Hunt for the word "from" across the entries below, copying each line that holds it.

# RECORD EXTRACTS start

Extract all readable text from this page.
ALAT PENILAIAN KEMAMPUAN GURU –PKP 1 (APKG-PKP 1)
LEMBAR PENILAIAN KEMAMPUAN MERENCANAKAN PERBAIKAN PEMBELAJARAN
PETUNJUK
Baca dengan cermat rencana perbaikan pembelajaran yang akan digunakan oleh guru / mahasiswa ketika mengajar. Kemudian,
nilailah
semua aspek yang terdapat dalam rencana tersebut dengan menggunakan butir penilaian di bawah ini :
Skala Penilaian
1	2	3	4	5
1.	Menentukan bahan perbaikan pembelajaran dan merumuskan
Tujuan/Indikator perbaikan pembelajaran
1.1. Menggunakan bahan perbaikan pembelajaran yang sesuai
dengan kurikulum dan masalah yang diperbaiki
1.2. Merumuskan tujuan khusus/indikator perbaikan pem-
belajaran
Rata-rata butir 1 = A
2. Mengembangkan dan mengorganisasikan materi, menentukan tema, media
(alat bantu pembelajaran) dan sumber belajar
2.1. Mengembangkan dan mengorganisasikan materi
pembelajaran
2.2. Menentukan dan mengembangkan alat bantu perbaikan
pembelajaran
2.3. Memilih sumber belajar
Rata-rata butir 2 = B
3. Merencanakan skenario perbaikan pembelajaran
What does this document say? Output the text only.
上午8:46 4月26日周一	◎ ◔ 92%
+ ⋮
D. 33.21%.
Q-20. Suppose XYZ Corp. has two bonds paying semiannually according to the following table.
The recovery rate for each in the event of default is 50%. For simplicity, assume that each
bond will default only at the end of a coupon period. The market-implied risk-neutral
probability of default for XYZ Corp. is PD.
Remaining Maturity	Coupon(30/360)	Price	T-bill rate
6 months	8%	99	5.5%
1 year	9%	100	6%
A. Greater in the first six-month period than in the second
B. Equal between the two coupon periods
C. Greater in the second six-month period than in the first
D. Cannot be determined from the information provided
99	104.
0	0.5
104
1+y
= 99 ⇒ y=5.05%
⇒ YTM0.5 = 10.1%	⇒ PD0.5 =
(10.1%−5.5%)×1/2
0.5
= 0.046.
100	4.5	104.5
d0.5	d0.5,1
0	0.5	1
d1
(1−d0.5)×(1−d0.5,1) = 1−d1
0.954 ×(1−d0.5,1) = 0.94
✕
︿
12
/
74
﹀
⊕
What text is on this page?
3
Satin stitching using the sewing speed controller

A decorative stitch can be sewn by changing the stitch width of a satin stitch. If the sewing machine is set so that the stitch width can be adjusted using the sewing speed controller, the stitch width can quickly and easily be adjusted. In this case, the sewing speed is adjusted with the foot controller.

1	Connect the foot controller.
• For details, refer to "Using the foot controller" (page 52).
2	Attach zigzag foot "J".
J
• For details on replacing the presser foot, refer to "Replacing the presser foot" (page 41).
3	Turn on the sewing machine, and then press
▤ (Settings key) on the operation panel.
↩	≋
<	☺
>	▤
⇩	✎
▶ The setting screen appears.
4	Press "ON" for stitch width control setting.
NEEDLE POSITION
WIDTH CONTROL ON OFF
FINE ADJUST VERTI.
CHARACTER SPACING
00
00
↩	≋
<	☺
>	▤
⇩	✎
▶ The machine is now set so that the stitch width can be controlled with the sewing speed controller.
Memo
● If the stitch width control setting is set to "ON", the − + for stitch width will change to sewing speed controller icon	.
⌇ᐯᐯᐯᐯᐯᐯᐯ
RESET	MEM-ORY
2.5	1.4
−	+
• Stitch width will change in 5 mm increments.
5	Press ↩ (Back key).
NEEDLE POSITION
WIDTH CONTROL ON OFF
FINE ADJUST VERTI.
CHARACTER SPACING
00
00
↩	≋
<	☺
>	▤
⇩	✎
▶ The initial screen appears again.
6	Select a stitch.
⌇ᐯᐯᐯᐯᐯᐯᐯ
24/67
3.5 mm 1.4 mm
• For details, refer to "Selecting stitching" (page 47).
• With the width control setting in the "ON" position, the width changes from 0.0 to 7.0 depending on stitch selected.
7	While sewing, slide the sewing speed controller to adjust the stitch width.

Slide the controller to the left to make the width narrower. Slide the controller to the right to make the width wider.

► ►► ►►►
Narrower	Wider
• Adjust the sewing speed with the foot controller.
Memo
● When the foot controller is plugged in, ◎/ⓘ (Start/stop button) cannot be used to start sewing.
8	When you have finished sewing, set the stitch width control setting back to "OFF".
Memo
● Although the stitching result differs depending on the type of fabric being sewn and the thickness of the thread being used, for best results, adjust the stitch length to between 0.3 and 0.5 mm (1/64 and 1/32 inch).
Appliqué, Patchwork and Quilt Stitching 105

# RECORD EXTRACTS end

* ANSWER TO THIS PROBLEM
Extract all readable text from this page.
D. Cannot be determined from the information provided
• With the width control setting in the "ON" position, the width changes from 0.0 to 7.0 depending on stitch selected.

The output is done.